[PROBLEM TO WORK ON]
Repeat the material exactly as it appears.

--- begin MATERIAL PROVIDED ---

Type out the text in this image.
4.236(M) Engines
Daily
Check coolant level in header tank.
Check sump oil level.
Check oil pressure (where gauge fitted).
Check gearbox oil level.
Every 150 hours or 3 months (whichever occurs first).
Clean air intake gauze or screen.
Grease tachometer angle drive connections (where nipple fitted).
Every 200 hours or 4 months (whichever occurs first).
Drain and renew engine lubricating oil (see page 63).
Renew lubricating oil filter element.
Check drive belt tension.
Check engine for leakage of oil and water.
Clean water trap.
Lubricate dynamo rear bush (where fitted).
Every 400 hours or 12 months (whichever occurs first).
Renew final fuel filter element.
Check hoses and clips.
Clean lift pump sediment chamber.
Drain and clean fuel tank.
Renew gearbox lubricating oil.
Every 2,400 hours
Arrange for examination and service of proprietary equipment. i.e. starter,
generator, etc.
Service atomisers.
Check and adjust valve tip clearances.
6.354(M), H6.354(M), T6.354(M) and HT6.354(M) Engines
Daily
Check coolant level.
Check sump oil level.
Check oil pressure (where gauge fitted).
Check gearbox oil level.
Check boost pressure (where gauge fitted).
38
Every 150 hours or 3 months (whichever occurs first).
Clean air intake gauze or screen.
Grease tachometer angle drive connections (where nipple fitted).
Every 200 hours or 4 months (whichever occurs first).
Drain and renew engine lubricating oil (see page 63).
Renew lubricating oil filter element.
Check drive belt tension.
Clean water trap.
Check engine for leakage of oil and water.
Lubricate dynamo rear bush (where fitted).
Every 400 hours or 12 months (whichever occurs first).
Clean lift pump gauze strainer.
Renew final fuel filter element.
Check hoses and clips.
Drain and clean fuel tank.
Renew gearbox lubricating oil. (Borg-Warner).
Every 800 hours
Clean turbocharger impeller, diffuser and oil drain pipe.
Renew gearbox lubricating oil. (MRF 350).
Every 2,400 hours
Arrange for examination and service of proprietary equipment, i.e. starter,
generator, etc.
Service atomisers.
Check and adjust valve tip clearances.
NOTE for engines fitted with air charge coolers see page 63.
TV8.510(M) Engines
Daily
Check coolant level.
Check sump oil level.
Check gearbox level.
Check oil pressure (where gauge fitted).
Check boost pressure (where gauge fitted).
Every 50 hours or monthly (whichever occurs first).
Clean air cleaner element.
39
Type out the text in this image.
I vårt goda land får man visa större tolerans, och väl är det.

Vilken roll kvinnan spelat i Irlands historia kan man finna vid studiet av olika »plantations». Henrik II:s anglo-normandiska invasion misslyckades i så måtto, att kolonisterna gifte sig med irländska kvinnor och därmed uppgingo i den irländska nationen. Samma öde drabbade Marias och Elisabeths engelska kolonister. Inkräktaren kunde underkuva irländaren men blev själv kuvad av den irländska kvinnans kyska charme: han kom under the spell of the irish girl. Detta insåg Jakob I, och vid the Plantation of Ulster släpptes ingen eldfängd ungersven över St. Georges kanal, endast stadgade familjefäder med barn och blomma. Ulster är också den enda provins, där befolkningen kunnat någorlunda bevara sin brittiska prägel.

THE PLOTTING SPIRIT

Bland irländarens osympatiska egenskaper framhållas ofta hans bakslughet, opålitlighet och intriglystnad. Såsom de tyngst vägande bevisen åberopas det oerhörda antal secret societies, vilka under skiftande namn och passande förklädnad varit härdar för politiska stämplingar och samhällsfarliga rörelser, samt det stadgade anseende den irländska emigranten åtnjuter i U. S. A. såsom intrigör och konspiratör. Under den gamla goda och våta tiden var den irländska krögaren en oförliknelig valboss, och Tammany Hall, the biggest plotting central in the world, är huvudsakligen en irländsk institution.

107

--- end MATERIAL PROVIDED ---

[RESULT]
Type out the text in this image.
4.236(M) Engines
Daily
Check coolant level in header tank.
Check sump oil level.
Check oil pressure (where gauge fitted).
Check gearbox oil level.
Every 150 hours or 3 months (whichever occurs first).
Clean air intake gauze or screen.
Grease tachometer angle drive connections (where nipple fitted).
Every 200 hours or 4 months (whichever occurs first).
Drain and renew engine lubricating oil (see page 63).
Renew lubricating oil filter element.
Check drive belt tension.
Check engine for leakage of oil and water.
Clean water trap.
Lubricate dynamo rear bush (where fitted).
Every 400 hours or 12 months (whichever occurs first).
Renew final fuel filter element.
Check hoses and clips.
Clean lift pump sediment chamber.
Drain and clean fuel tank.
Renew gearbox lubricating oil.
Every 2,400 hours
Arrange for examination and service of proprietary equipment. i.e. starter,
generator, etc.
Service atomisers.
Check and adjust valve tip clearances.
6.354(M), H6.354(M), T6.354(M) and HT6.354(M) Engines
Daily
Check coolant level.
Check sump oil level.
Check oil pressure (where gauge fitted).
Check gearbox oil level.
Check boost pressure (where gauge fitted).
38
Every 150 hours or 3 months (whichever occurs first).
Clean air intake gauze or screen.
Grease tachometer angle drive connections (where nipple fitted).
Every 200 hours or 4 months (whichever occurs first).
Drain and renew engine lubricating oil (see page 63).
Renew lubricating oil filter element.
Check drive belt tension.
Clean water trap.
Check engine for leakage of oil and water.
Lubricate dynamo rear bush (where fitted).
Every 400 hours or 12 months (whichever occurs first).
Clean lift pump gauze strainer.
Renew final fuel filter element.
Check hoses and clips.
Drain and clean fuel tank.
Renew gearbox lubricating oil. (Borg-Warner).
Every 800 hours
Clean turbocharger impeller, diffuser and oil drain pipe.
Renew gearbox lubricating oil. (MRF 350).
Every 2,400 hours
Arrange for examination and service of proprietary equipment, i.e. starter,
generator, etc.
Service atomisers.
Check and adjust valve tip clearances.
NOTE for engines fitted with air charge coolers see page 63.
TV8.510(M) Engines
Daily
Check coolant level.
Check sump oil level.
Check gearbox level.
Check oil pressure (where gauge fitted).
Check boost pressure (where gauge fitted).
Every 50 hours or monthly (whichever occurs first).
Clean air cleaner element.
39
Type out the text in this image.
I vårt goda land får man visa större tolerans, och väl är det.

Vilken roll kvinnan spelat i Irlands historia kan man finna vid studiet av olika »plantations». Henrik II:s anglo-normandiska invasion misslyckades i så måtto, att kolonisterna gifte sig med irländska kvinnor och därmed uppgingo i den irländska nationen. Samma öde drabbade Marias och Elisabeths engelska kolonister. Inkräktaren kunde underkuva irländaren men blev själv kuvad av den irländska kvinnans kyska charme: han kom under the spell of the irish girl. Detta insåg Jakob I, och vid the Plantation of Ulster släpptes ingen eldfängd ungersven över St. Georges kanal, endast stadgade familjefäder med barn och blomma. Ulster är också den enda provins, där befolkningen kunnat någorlunda bevara sin brittiska prägel.

THE PLOTTING SPIRIT

Bland irländarens osympatiska egenskaper framhållas ofta hans bakslughet, opålitlighet och intriglystnad. Såsom de tyngst vägande bevisen åberopas det oerhörda antal secret societies, vilka under skiftande namn och passande förklädnad varit härdar för politiska stämplingar och samhällsfarliga rörelser, samt det stadgade anseende den irländska emigranten åtnjuter i U. S. A. såsom intrigör och konspiratör. Under den gamla goda och våta tiden var den irländska krögaren en oförliknelig valboss, och Tammany Hall, the biggest plotting central in the world, är huvudsakligen en irländsk institution.

107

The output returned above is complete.